• _Task_:
Quote the records below in full, exactly as given, with the images taken out.

• _Records to process_:

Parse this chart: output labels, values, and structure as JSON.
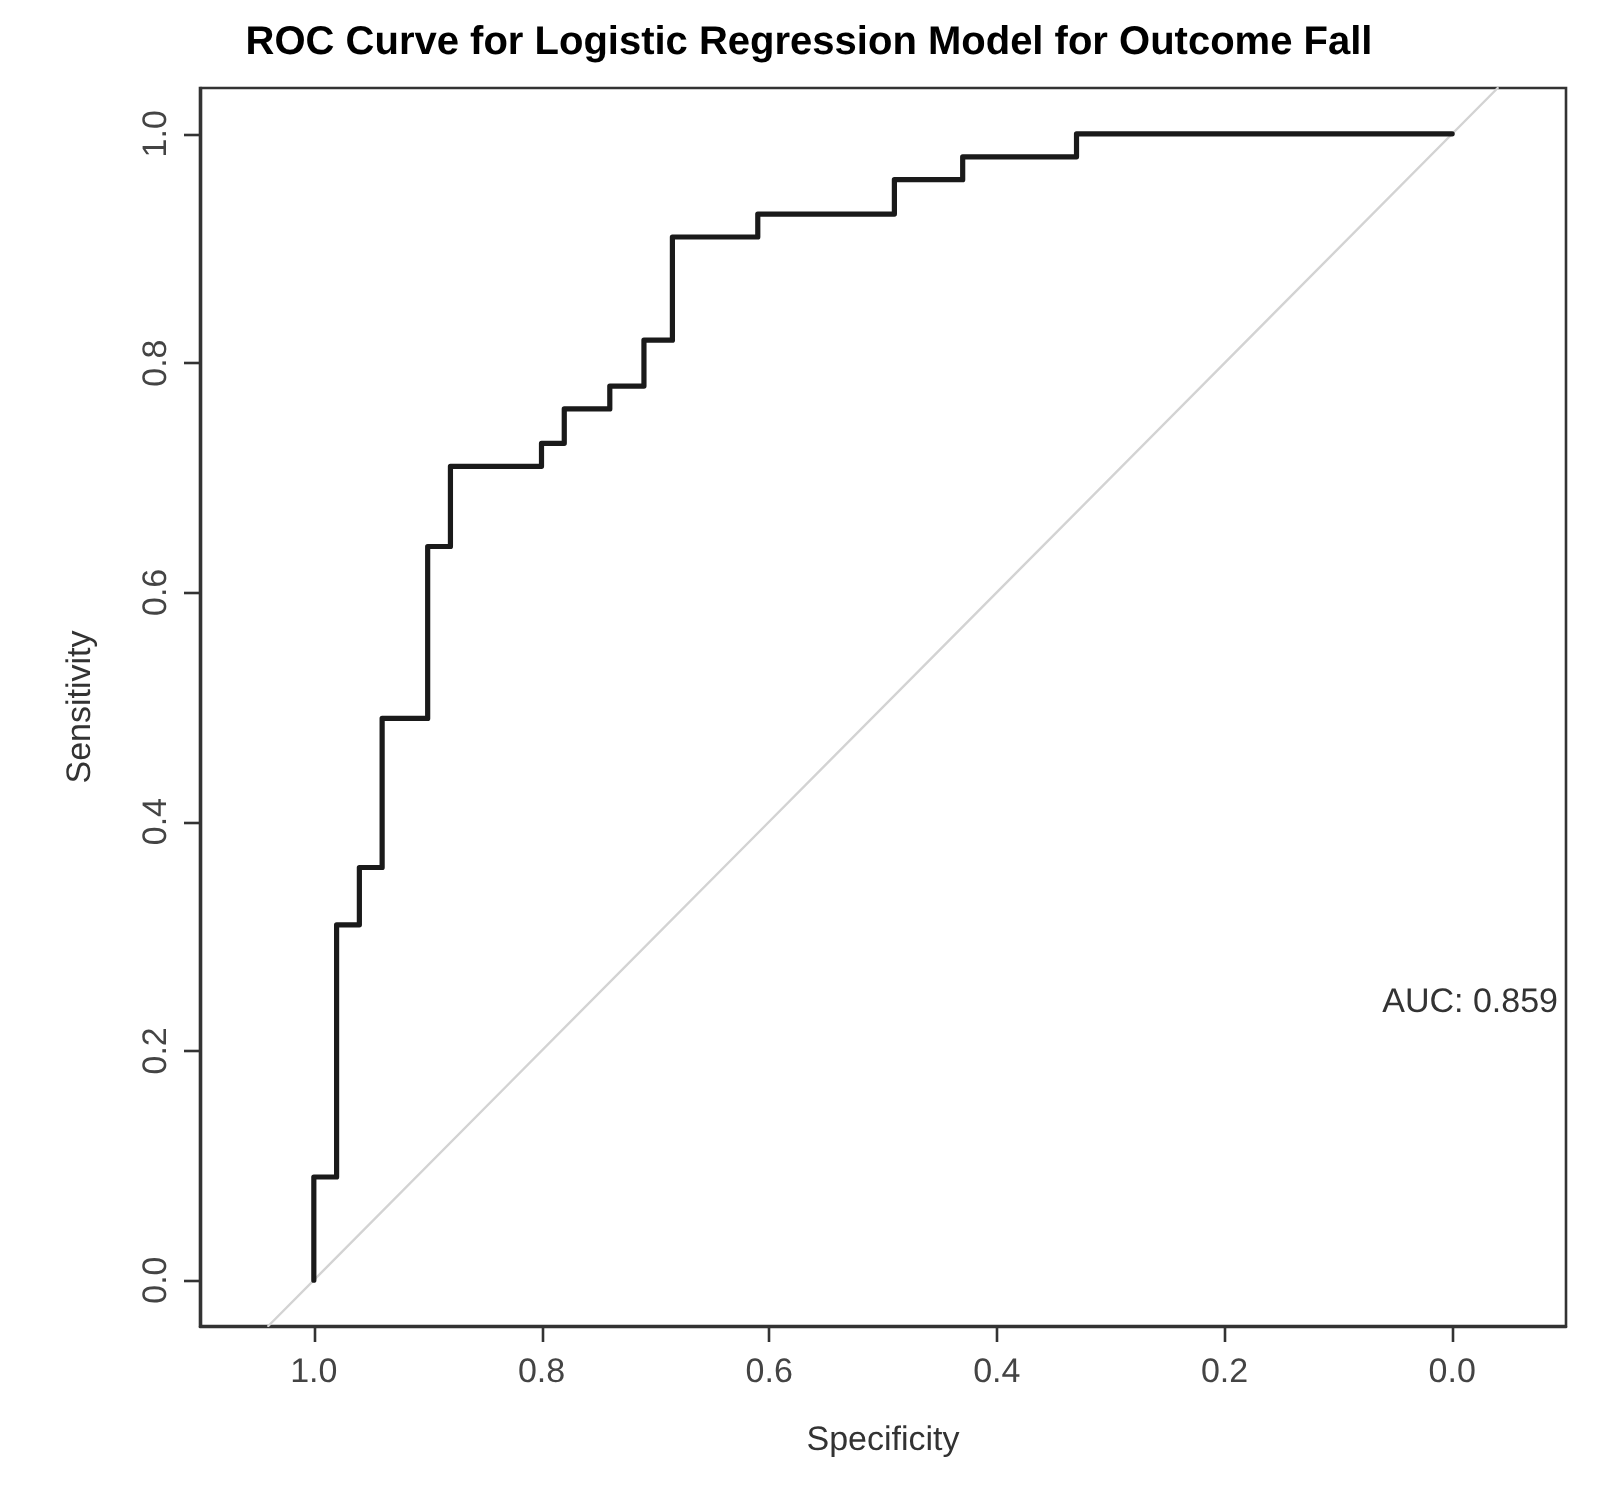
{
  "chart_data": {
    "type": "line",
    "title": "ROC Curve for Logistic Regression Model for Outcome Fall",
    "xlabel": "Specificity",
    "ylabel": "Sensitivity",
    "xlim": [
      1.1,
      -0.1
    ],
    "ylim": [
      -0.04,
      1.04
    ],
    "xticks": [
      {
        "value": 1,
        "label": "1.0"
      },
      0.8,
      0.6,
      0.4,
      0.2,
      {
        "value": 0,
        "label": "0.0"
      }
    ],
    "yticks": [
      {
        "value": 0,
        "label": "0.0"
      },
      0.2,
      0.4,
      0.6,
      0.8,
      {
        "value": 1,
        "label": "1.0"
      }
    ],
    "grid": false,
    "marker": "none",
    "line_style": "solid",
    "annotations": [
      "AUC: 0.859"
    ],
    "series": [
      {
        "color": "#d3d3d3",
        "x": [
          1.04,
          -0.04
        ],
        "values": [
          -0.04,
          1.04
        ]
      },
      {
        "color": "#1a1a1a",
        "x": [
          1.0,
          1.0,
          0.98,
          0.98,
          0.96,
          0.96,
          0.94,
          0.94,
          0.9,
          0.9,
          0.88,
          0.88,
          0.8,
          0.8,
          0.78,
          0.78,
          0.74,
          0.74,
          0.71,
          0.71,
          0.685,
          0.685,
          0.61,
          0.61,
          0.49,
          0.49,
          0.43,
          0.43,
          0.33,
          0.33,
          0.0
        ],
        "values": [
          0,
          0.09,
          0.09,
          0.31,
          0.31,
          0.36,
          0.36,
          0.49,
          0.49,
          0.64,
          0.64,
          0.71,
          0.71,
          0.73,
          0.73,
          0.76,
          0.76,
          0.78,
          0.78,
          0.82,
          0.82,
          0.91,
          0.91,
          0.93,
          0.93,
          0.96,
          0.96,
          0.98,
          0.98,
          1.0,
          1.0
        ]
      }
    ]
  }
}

• _Task answer_:
Parse this chart: output labels, values, and structure as JSON.
{
  "chart_data": {
    "type": "line",
    "title": "ROC Curve for Logistic Regression Model for Outcome Fall",
    "xlabel": "Specificity",
    "ylabel": "Sensitivity",
    "xlim": [
      1.1,
      -0.1
    ],
    "ylim": [
      -0.04,
      1.04
    ],
    "xticks": [
      {
        "value": 1,
        "label": "1.0"
      },
      0.8,
      0.6,
      0.4,
      0.2,
      {
        "value": 0,
        "label": "0.0"
      }
    ],
    "yticks": [
      {
        "value": 0,
        "label": "0.0"
      },
      0.2,
      0.4,
      0.6,
      0.8,
      {
        "value": 1,
        "label": "1.0"
      }
    ],
    "grid": false,
    "marker": "none",
    "line_style": "solid",
    "annotations": [
      "AUC: 0.859"
    ],
    "series": [
      {
        "color": "#d3d3d3",
        "x": [
          1.04,
          -0.04
        ],
        "values": [
          -0.04,
          1.04
        ]
      },
      {
        "color": "#1a1a1a",
        "x": [
          1.0,
          1.0,
          0.98,
          0.98,
          0.96,
          0.96,
          0.94,
          0.94,
          0.9,
          0.9,
          0.88,
          0.88,
          0.8,
          0.8,
          0.78,
          0.78,
          0.74,
          0.74,
          0.71,
          0.71,
          0.685,
          0.685,
          0.61,
          0.61,
          0.49,
          0.49,
          0.43,
          0.43,
          0.33,
          0.33,
          0.0
        ],
        "values": [
          0,
          0.09,
          0.09,
          0.31,
          0.31,
          0.36,
          0.36,
          0.49,
          0.49,
          0.64,
          0.64,
          0.71,
          0.71,
          0.73,
          0.73,
          0.76,
          0.76,
          0.78,
          0.78,
          0.82,
          0.82,
          0.91,
          0.91,
          0.93,
          0.93,
          0.96,
          0.96,
          0.98,
          0.98,
          1.0,
          1.0
        ]
      }
    ]
  }
}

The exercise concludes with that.